DESCRIPTION OF THE TASK:
Keep the pictures out of the copy and repeat the records exactly.

PROVIDED RECORDS:
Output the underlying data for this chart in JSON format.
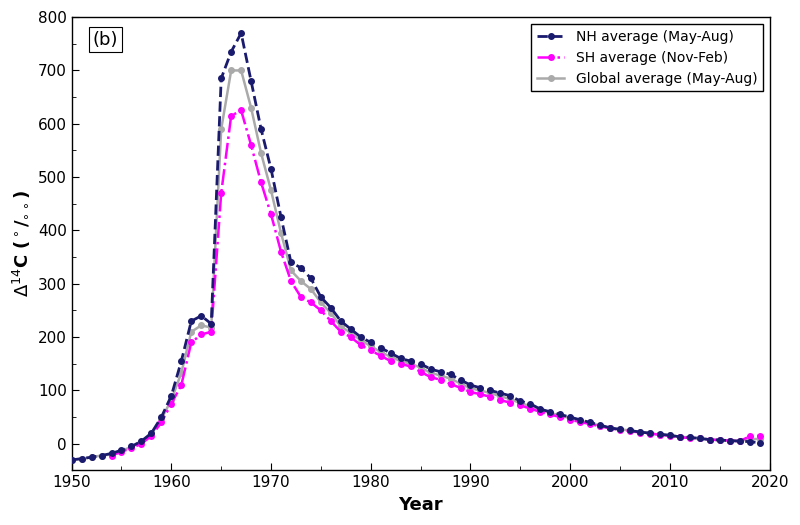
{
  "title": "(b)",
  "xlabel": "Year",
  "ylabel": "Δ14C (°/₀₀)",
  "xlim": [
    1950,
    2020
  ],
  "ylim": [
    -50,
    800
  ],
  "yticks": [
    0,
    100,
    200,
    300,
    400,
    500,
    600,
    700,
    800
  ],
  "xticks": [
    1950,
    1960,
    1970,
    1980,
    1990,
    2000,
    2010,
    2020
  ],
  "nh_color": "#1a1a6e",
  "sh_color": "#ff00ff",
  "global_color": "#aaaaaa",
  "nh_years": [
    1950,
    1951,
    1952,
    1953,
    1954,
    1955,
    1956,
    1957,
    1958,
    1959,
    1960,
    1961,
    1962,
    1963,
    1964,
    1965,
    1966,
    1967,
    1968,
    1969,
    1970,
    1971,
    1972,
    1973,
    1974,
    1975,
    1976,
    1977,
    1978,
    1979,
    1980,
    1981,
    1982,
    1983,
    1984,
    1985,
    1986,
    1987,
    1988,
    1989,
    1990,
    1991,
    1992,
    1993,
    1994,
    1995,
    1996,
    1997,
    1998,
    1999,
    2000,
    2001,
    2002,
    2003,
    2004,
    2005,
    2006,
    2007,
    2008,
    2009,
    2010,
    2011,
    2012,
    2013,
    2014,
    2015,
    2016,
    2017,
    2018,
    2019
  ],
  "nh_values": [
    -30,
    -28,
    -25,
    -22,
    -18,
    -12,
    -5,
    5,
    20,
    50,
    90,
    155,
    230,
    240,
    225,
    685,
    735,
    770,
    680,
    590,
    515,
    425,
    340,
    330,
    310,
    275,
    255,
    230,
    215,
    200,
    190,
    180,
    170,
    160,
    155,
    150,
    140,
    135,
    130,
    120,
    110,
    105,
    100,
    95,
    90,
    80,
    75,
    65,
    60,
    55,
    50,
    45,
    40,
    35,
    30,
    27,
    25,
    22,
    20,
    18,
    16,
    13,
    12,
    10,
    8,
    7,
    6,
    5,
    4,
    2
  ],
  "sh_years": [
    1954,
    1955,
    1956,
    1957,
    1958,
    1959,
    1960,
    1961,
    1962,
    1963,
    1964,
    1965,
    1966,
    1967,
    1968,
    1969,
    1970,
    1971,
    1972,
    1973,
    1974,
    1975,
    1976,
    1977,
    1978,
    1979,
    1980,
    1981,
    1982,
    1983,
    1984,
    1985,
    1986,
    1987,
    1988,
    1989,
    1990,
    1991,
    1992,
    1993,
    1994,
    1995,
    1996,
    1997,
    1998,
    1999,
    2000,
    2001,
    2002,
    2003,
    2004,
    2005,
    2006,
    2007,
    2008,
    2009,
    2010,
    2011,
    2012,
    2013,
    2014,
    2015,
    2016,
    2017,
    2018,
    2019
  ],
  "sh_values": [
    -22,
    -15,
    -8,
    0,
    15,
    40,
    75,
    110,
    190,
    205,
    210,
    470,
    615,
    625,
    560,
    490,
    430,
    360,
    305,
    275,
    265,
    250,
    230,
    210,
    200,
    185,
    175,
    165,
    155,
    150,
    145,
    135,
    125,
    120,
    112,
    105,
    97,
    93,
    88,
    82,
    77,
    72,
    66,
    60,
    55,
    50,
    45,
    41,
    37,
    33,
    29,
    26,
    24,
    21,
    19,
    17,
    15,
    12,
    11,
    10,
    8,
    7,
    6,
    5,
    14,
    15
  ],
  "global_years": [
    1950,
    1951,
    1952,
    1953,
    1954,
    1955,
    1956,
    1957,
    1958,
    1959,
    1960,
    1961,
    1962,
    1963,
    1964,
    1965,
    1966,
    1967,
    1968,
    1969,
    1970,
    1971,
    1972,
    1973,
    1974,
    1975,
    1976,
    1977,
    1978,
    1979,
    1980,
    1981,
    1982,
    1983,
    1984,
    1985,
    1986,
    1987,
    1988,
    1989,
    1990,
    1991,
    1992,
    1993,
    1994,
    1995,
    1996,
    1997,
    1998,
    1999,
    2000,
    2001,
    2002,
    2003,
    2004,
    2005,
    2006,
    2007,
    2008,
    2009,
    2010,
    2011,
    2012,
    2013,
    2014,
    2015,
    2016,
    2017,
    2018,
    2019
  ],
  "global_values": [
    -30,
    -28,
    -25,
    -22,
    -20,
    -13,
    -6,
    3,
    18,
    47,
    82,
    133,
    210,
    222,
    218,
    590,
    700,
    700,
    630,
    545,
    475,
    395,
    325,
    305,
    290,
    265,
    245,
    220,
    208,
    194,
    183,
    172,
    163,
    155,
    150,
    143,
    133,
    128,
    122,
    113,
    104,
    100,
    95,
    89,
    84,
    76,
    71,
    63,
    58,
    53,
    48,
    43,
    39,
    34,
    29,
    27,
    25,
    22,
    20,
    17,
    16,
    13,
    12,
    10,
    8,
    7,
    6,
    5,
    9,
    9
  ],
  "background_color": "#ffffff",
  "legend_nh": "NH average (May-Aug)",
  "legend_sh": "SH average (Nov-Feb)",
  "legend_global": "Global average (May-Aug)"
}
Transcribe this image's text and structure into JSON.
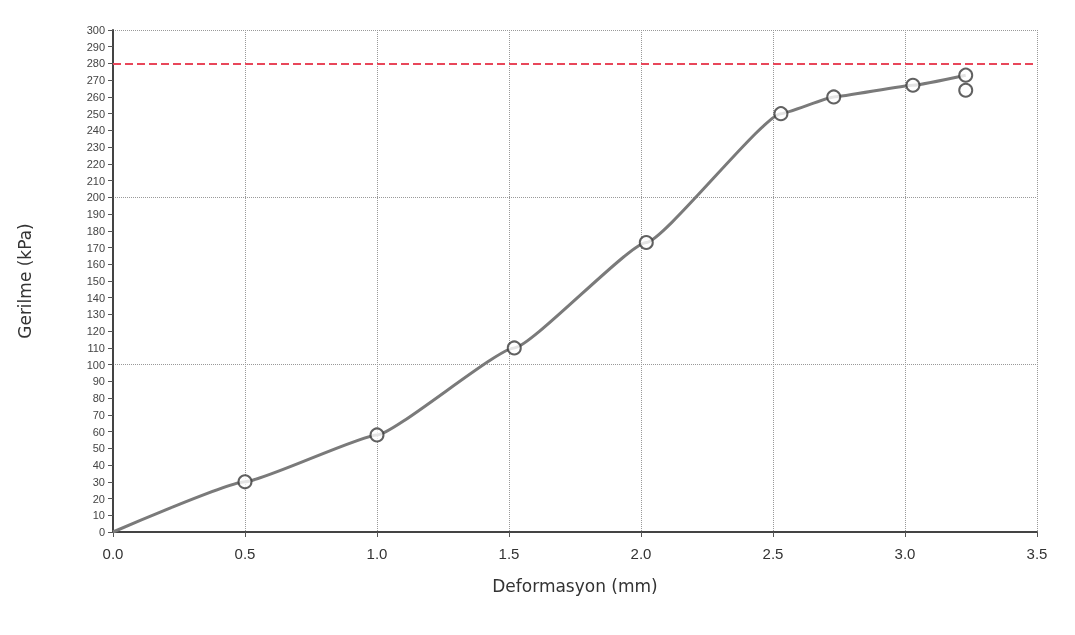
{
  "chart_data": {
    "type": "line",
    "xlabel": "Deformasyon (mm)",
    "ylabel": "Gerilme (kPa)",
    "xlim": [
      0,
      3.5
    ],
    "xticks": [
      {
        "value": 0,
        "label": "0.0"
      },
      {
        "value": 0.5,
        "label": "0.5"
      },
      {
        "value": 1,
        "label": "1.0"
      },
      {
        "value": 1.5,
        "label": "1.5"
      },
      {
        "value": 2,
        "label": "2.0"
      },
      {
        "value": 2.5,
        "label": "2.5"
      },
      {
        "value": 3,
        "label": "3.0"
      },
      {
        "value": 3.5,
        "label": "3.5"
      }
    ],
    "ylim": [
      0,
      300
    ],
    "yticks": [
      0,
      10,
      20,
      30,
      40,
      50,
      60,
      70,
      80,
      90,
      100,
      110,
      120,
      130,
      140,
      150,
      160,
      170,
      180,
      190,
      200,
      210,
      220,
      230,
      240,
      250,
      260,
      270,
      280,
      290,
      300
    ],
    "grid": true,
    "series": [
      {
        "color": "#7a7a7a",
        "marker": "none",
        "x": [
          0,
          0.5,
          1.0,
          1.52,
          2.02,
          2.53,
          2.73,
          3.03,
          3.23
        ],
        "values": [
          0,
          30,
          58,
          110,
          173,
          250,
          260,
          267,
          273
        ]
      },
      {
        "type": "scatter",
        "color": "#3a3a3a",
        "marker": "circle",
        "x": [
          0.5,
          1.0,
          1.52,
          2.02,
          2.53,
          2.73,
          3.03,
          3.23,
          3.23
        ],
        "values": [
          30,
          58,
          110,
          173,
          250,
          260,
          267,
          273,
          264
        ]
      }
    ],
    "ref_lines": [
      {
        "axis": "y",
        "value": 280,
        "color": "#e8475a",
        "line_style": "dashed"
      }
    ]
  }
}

RESPONSE TO THIS TASK:
Output the underlying data for this chart in JSON format.
{
  "title": "(b)",
  "xlabel": "Year",
  "ylabel": "Δ14C (°/₀₀)",
  "xlim": [
    1950,
    2020
  ],
  "ylim": [
    -50,
    800
  ],
  "yticks": [
    0,
    100,
    200,
    300,
    400,
    500,
    600,
    700,
    800
  ],
  "xticks": [
    1950,
    1960,
    1970,
    1980,
    1990,
    2000,
    2010,
    2020
  ],
  "nh_color": "#1a1a6e",
  "sh_color": "#ff00ff",
  "global_color": "#aaaaaa",
  "nh_years": [
    1950,
    1951,
    1952,
    1953,
    1954,
    1955,
    1956,
    1957,
    1958,
    1959,
    1960,
    1961,
    1962,
    1963,
    1964,
    1965,
    1966,
    1967,
    1968,
    1969,
    1970,
    1971,
    1972,
    1973,
    1974,
    1975,
    1976,
    1977,
    1978,
    1979,
    1980,
    1981,
    1982,
    1983,
    1984,
    1985,
    1986,
    1987,
    1988,
    1989,
    1990,
    1991,
    1992,
    1993,
    1994,
    1995,
    1996,
    1997,
    1998,
    1999,
    2000,
    2001,
    2002,
    2003,
    2004,
    2005,
    2006,
    2007,
    2008,
    2009,
    2010,
    2011,
    2012,
    2013,
    2014,
    2015,
    2016,
    2017,
    2018,
    2019
  ],
  "nh_values": [
    -30,
    -28,
    -25,
    -22,
    -18,
    -12,
    -5,
    5,
    20,
    50,
    90,
    155,
    230,
    240,
    225,
    685,
    735,
    770,
    680,
    590,
    515,
    425,
    340,
    330,
    310,
    275,
    255,
    230,
    215,
    200,
    190,
    180,
    170,
    160,
    155,
    150,
    140,
    135,
    130,
    120,
    110,
    105,
    100,
    95,
    90,
    80,
    75,
    65,
    60,
    55,
    50,
    45,
    40,
    35,
    30,
    27,
    25,
    22,
    20,
    18,
    16,
    13,
    12,
    10,
    8,
    7,
    6,
    5,
    4,
    2
  ],
  "sh_years": [
    1954,
    1955,
    1956,
    1957,
    1958,
    1959,
    1960,
    1961,
    1962,
    1963,
    1964,
    1965,
    1966,
    1967,
    1968,
    1969,
    1970,
    1971,
    1972,
    1973,
    1974,
    1975,
    1976,
    1977,
    1978,
    1979,
    1980,
    1981,
    1982,
    1983,
    1984,
    1985,
    1986,
    1987,
    1988,
    1989,
    1990,
    1991,
    1992,
    1993,
    1994,
    1995,
    1996,
    1997,
    1998,
    1999,
    2000,
    2001,
    2002,
    2003,
    2004,
    2005,
    2006,
    2007,
    2008,
    2009,
    2010,
    2011,
    2012,
    2013,
    2014,
    2015,
    2016,
    2017,
    2018,
    2019
  ],
  "sh_values": [
    -22,
    -15,
    -8,
    0,
    15,
    40,
    75,
    110,
    190,
    205,
    210,
    470,
    615,
    625,
    560,
    490,
    430,
    360,
    305,
    275,
    265,
    250,
    230,
    210,
    200,
    185,
    175,
    165,
    155,
    150,
    145,
    135,
    125,
    120,
    112,
    105,
    97,
    93,
    88,
    82,
    77,
    72,
    66,
    60,
    55,
    50,
    45,
    41,
    37,
    33,
    29,
    26,
    24,
    21,
    19,
    17,
    15,
    12,
    11,
    10,
    8,
    7,
    6,
    5,
    14,
    15
  ],
  "global_years": [
    1950,
    1951,
    1952,
    1953,
    1954,
    1955,
    1956,
    1957,
    1958,
    1959,
    1960,
    1961,
    1962,
    1963,
    1964,
    1965,
    1966,
    1967,
    1968,
    1969,
    1970,
    1971,
    1972,
    1973,
    1974,
    1975,
    1976,
    1977,
    1978,
    1979,
    1980,
    1981,
    1982,
    1983,
    1984,
    1985,
    1986,
    1987,
    1988,
    1989,
    1990,
    1991,
    1992,
    1993,
    1994,
    1995,
    1996,
    1997,
    1998,
    1999,
    2000,
    2001,
    2002,
    2003,
    2004,
    2005,
    2006,
    2007,
    2008,
    2009,
    2010,
    2011,
    2012,
    2013,
    2014,
    2015,
    2016,
    2017,
    2018,
    2019
  ],
  "global_values": [
    -30,
    -28,
    -25,
    -22,
    -20,
    -13,
    -6,
    3,
    18,
    47,
    82,
    133,
    210,
    222,
    218,
    590,
    700,
    700,
    630,
    545,
    475,
    395,
    325,
    305,
    290,
    265,
    245,
    220,
    208,
    194,
    183,
    172,
    163,
    155,
    150,
    143,
    133,
    128,
    122,
    113,
    104,
    100,
    95,
    89,
    84,
    76,
    71,
    63,
    58,
    53,
    48,
    43,
    39,
    34,
    29,
    27,
    25,
    22,
    20,
    17,
    16,
    13,
    12,
    10,
    8,
    7,
    6,
    5,
    9,
    9
  ],
  "background_color": "#ffffff",
  "legend_nh": "NH average (May-Aug)",
  "legend_sh": "SH average (Nov-Feb)",
  "legend_global": "Global average (May-Aug)"
}
Transcribe this image's text and structure into JSON.
{
  "chart_data": {
    "type": "line",
    "xlabel": "Deformasyon (mm)",
    "ylabel": "Gerilme (kPa)",
    "xlim": [
      0,
      3.5
    ],
    "xticks": [
      {
        "value": 0,
        "label": "0.0"
      },
      {
        "value": 0.5,
        "label": "0.5"
      },
      {
        "value": 1,
        "label": "1.0"
      },
      {
        "value": 1.5,
        "label": "1.5"
      },
      {
        "value": 2,
        "label": "2.0"
      },
      {
        "value": 2.5,
        "label": "2.5"
      },
      {
        "value": 3,
        "label": "3.0"
      },
      {
        "value": 3.5,
        "label": "3.5"
      }
    ],
    "ylim": [
      0,
      300
    ],
    "yticks": [
      0,
      10,
      20,
      30,
      40,
      50,
      60,
      70,
      80,
      90,
      100,
      110,
      120,
      130,
      140,
      150,
      160,
      170,
      180,
      190,
      200,
      210,
      220,
      230,
      240,
      250,
      260,
      270,
      280,
      290,
      300
    ],
    "grid": true,
    "series": [
      {
        "color": "#7a7a7a",
        "marker": "none",
        "x": [
          0,
          0.5,
          1.0,
          1.52,
          2.02,
          2.53,
          2.73,
          3.03,
          3.23
        ],
        "values": [
          0,
          30,
          58,
          110,
          173,
          250,
          260,
          267,
          273
        ]
      },
      {
        "type": "scatter",
        "color": "#3a3a3a",
        "marker": "circle",
        "x": [
          0.5,
          1.0,
          1.52,
          2.02,
          2.53,
          2.73,
          3.03,
          3.23,
          3.23
        ],
        "values": [
          30,
          58,
          110,
          173,
          250,
          260,
          267,
          273,
          264
        ]
      }
    ],
    "ref_lines": [
      {
        "axis": "y",
        "value": 280,
        "color": "#e8475a",
        "line_style": "dashed"
      }
    ]
  }
}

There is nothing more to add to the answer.